## Objective
List all lines of the data containing the word "title".

'''

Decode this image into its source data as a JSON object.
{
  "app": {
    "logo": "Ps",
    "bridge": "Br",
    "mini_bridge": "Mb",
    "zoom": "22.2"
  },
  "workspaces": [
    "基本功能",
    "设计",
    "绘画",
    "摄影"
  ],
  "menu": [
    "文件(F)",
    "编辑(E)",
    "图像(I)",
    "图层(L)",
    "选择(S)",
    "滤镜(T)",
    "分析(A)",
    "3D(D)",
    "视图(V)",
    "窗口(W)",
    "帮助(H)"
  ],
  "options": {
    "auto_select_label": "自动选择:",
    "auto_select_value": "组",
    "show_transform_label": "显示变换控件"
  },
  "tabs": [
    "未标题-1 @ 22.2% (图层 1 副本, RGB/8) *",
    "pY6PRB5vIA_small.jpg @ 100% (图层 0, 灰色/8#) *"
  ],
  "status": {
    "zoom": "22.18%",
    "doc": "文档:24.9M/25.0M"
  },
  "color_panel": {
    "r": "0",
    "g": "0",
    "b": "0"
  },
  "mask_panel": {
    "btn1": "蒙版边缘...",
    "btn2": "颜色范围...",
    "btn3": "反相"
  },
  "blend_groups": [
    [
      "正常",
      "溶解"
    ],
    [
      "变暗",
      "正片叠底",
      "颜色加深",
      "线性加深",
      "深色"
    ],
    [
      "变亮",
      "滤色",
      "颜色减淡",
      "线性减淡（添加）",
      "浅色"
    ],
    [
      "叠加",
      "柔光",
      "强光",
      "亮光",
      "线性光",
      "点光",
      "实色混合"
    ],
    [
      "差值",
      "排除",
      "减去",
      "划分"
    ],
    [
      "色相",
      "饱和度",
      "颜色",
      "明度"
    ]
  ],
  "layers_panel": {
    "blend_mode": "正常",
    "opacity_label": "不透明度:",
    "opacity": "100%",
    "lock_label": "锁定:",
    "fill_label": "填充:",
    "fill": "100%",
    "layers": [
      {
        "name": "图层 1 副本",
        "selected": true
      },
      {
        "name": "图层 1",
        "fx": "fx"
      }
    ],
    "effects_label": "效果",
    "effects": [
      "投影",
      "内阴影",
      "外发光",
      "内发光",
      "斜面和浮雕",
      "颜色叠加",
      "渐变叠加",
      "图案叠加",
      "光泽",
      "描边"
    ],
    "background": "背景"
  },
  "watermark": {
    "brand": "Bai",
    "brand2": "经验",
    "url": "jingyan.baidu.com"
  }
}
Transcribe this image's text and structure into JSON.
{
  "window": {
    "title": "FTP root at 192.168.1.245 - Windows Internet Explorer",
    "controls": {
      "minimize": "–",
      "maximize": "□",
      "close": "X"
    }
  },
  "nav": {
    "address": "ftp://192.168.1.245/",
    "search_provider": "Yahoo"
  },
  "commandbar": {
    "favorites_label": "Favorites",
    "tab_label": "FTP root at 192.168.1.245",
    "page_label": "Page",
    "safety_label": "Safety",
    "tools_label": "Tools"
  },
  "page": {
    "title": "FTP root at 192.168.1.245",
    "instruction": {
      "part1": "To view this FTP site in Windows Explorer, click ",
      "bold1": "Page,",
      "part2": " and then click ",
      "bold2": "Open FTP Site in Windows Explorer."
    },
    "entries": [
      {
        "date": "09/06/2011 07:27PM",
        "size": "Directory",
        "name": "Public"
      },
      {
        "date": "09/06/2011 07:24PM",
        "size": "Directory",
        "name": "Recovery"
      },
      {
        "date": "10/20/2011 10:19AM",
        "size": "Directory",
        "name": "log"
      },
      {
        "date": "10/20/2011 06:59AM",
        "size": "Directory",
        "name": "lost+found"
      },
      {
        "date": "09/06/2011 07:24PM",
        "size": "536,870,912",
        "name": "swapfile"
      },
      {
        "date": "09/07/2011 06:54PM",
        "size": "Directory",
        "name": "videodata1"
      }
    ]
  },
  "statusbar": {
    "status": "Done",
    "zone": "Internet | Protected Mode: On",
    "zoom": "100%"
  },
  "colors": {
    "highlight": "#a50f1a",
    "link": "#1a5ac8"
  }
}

'''

## Worked solution
    "title": "FTP root at 192.168.1.245 - Windows Internet Explorer",
    "title": "FTP root at 192.168.1.245",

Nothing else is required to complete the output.